#### [SELECTED TEXT]
In this chapter of our Annual Insurance Review 2022, we look at the main developments in 2021 and expected issues in 2022 for the Netherlands.
A look back at 2021
Property & BI
The new model for bourse conditions for Property & BI policies is released this year. These VMZB 2021-conditions (and matching schedule and clarifying document), that are intended to replace the commonly used NBZB and/or NBUG (both dating from 2006), can already be found on the VNAB website in Dutch here. One of the key changes is that the VMZB 2021 are of a modular design/structure, with separate modules for physical loss and BI, in line with current market practice and needs (also re automation). Further, the language has been adapted to normal language use anno 2021. Sentences are shorter and the layout is clearer, making the conditions easier to read. And of course the conditions have been adapted in terms of content to comply with current legislation and regulations, and also to get in line with current business practices.
We have a new regime that is currently being applied/tested in practice with some 20-odd cases (and growing). Various diesel gate cases (VW, FiatChrylser, Mercedes), Oracle & SalesForce (data privacy), actions against the Dutch State (anti-conception pill, environment, ethnic profiling, fundamental rights, etc.), IP infringements, bankruptcy proceedings, Stop Online Shaming, etc.

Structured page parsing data
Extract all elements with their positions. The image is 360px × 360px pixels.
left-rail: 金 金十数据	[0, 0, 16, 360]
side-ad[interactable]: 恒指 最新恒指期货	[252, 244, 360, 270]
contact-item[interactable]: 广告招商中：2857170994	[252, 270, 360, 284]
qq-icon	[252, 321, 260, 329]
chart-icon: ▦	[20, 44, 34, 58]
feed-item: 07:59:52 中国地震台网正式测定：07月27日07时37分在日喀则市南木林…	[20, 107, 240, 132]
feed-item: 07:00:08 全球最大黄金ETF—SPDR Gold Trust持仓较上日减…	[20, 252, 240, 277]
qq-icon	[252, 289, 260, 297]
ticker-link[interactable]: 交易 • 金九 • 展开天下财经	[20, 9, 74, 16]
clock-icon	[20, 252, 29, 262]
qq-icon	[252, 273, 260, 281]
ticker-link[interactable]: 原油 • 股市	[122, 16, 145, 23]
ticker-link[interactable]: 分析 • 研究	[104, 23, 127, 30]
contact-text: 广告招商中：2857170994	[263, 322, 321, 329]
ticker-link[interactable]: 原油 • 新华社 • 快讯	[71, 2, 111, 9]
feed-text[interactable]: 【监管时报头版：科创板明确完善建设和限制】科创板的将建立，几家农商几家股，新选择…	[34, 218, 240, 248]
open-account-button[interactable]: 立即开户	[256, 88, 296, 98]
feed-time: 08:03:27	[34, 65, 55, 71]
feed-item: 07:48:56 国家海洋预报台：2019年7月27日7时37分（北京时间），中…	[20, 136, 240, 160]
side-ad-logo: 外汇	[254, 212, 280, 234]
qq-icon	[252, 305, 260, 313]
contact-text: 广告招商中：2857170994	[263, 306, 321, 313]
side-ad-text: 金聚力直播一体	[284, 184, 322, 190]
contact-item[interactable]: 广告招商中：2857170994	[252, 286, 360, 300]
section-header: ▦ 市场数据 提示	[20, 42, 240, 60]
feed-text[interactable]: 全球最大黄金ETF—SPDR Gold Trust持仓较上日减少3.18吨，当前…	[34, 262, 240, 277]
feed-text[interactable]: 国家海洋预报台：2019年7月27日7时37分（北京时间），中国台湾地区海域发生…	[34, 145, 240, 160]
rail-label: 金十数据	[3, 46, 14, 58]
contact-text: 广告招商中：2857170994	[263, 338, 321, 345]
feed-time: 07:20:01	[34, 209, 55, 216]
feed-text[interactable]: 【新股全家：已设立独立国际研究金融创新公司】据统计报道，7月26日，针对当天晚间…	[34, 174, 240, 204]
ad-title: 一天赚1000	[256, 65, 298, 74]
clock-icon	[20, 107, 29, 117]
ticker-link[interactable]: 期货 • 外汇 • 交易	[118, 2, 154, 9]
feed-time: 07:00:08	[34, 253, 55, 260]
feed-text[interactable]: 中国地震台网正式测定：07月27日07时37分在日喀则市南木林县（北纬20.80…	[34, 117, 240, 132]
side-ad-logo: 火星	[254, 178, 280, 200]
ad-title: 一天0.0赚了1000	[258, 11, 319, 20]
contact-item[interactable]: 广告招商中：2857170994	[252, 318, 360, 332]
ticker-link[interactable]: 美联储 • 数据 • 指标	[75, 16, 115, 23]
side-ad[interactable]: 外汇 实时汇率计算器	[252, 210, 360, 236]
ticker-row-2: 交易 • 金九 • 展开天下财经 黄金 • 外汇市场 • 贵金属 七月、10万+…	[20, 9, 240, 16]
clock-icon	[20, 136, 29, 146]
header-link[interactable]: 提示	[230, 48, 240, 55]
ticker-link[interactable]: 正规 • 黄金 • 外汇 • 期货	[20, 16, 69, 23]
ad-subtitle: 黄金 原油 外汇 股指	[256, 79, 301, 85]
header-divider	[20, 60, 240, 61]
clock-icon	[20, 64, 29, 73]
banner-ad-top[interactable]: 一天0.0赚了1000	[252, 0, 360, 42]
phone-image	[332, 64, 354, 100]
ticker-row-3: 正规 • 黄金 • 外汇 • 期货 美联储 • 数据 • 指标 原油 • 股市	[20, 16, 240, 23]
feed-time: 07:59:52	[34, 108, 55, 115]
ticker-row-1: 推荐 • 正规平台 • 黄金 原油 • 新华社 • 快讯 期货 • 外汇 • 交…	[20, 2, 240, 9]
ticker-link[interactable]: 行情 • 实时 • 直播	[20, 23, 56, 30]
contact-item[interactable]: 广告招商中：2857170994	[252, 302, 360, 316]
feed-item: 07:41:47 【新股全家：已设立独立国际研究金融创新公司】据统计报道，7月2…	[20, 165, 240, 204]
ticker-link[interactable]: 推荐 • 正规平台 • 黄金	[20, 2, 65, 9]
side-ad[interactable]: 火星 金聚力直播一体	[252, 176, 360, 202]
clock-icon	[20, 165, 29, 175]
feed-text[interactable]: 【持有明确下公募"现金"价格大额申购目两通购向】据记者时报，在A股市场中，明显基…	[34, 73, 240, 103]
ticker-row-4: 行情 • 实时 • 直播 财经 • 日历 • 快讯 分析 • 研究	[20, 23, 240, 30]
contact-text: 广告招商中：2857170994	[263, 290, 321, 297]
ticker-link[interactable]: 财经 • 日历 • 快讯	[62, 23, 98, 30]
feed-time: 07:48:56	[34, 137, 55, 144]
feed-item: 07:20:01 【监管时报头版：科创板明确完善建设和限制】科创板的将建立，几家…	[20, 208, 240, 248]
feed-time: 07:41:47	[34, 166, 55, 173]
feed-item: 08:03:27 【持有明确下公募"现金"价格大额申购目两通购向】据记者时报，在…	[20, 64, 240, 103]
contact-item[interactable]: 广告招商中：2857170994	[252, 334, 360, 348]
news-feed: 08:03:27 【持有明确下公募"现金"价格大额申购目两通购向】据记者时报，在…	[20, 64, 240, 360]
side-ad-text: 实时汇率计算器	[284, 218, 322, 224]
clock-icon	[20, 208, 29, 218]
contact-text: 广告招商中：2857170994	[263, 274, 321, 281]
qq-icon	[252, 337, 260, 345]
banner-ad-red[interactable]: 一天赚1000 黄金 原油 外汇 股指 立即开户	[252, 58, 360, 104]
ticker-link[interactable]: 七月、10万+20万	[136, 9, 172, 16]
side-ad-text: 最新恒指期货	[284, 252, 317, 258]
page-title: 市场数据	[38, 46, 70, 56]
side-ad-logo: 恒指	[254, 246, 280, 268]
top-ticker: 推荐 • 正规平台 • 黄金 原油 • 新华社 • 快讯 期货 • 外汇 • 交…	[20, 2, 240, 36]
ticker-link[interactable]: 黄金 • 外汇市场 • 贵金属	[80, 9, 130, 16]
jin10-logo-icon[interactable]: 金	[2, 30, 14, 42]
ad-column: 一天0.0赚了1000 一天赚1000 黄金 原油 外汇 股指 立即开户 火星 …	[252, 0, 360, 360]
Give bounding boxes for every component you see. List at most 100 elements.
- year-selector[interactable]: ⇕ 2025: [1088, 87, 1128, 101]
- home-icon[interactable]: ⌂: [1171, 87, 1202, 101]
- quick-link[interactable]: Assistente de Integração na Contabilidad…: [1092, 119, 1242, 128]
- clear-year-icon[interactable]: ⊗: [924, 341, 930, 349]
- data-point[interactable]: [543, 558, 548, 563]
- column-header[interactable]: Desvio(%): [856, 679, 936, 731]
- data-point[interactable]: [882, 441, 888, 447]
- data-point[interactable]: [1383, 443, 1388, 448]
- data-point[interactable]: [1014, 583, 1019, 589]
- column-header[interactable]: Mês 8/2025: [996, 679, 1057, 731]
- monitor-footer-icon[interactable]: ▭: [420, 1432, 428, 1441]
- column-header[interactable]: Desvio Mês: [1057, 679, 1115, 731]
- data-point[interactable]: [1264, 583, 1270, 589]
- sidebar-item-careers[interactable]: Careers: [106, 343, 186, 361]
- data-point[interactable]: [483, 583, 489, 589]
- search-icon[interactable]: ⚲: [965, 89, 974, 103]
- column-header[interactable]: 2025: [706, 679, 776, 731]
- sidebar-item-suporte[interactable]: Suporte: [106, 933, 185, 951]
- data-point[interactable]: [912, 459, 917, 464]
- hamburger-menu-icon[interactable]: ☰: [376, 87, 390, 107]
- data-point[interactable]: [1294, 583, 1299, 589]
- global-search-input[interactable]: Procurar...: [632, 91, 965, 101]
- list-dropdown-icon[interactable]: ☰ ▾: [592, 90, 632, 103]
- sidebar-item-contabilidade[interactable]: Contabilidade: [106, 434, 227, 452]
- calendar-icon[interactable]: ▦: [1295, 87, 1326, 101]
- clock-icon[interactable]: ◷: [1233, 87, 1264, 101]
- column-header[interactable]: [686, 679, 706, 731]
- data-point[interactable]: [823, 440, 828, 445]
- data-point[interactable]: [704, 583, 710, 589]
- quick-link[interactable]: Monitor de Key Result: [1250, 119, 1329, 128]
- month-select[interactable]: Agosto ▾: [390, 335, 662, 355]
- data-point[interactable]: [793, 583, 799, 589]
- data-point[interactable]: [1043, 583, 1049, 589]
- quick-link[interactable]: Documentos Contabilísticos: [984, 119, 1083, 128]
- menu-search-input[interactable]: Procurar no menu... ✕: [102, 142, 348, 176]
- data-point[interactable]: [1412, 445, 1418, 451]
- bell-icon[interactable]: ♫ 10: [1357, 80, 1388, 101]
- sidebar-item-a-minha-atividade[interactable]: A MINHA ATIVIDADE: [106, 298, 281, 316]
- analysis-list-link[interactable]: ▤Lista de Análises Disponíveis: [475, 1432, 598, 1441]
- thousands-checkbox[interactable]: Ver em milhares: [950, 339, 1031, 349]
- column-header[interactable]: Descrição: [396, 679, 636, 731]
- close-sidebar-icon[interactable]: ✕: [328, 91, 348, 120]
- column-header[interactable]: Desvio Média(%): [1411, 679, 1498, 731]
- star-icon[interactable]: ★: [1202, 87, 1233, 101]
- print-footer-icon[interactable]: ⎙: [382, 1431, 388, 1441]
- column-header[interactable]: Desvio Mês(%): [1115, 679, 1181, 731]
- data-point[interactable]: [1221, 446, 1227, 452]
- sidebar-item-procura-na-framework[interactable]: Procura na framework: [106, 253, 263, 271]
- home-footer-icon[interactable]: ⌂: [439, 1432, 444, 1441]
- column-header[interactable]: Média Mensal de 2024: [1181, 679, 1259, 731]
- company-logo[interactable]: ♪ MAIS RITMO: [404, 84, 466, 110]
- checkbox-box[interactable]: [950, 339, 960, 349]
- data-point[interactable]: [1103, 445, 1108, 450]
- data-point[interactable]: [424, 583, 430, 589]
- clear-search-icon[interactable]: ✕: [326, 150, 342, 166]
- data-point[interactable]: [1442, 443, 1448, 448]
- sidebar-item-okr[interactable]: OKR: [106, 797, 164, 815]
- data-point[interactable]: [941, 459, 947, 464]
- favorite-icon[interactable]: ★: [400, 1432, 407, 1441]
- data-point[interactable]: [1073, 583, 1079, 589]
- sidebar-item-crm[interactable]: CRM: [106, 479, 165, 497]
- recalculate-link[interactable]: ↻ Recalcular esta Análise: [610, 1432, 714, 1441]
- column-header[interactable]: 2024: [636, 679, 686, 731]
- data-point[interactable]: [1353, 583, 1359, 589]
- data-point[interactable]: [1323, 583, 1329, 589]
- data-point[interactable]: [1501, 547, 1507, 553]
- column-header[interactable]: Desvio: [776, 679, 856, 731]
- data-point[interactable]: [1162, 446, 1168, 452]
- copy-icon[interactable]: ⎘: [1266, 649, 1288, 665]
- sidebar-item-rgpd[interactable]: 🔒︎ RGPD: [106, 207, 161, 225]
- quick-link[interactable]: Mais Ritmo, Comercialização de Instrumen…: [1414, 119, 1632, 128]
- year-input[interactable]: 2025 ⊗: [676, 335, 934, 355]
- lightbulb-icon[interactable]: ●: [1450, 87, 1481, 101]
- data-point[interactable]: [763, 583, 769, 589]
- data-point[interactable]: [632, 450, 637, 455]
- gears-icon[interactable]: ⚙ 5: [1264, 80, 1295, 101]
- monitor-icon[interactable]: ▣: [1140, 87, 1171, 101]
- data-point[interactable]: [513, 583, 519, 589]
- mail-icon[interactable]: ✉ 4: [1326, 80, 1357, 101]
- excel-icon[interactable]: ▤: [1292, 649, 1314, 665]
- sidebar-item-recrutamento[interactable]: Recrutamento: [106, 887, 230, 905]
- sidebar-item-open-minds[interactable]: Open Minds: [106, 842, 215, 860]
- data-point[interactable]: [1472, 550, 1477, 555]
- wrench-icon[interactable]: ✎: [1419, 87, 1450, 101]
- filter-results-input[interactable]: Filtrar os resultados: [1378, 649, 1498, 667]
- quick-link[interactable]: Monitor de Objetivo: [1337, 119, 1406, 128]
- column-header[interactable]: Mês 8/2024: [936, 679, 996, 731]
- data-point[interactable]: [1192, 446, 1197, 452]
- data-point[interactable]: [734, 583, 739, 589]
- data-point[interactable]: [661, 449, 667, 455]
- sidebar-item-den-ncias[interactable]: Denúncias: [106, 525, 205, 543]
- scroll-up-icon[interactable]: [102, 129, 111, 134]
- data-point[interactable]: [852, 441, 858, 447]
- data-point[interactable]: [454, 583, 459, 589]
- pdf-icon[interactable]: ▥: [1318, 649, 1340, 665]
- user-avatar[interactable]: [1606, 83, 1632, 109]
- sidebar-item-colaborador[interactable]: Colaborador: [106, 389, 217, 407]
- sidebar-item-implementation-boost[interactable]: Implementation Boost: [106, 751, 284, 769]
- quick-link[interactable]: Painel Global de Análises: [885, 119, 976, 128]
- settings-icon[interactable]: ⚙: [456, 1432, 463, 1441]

#### [WORK TO COMPLETE]
Reproduce the text on Dutch insurance developments in full, word for word.

#### [EXERCISE SOLUTION]
In this chapter of our Annual Insurance Review 2022, we look at the main developments in 2021 and expected issues in 2022 for the Netherlands.
A look back at 2021
Property & BI
The new model for bourse conditions for Property & BI policies is released this year. These VMZB 2021-conditions (and matching schedule and clarifying document), that are intended to replace the commonly used NBZB and/or NBUG (both dating from 2006), can already be found on the VNAB website in Dutch here. One of the key changes is that the VMZB 2021 are of a modular design/structure, with separate modules for physical loss and BI, in line with current market practice and needs (also re automation). Further, the language has been adapted to normal language use anno 2021. Sentences are shorter and the layout is clearer, making the conditions easier to read. And of course the conditions have been adapted in terms of content to comply with current legislation and regulations, and also to get in line with current business practices.
We have a new regime that is currently being applied/tested in practice with some 20-odd cases (and growing). Various diesel gate cases (VW, FiatChrylser, Mercedes), Oracle & SalesForce (data privacy), actions against the Dutch State (anti-conception pill, environment, ethnic profiling, fundamental rights, etc.), IP infringements, bankruptcy proceedings, Stop Online Shaming, etc.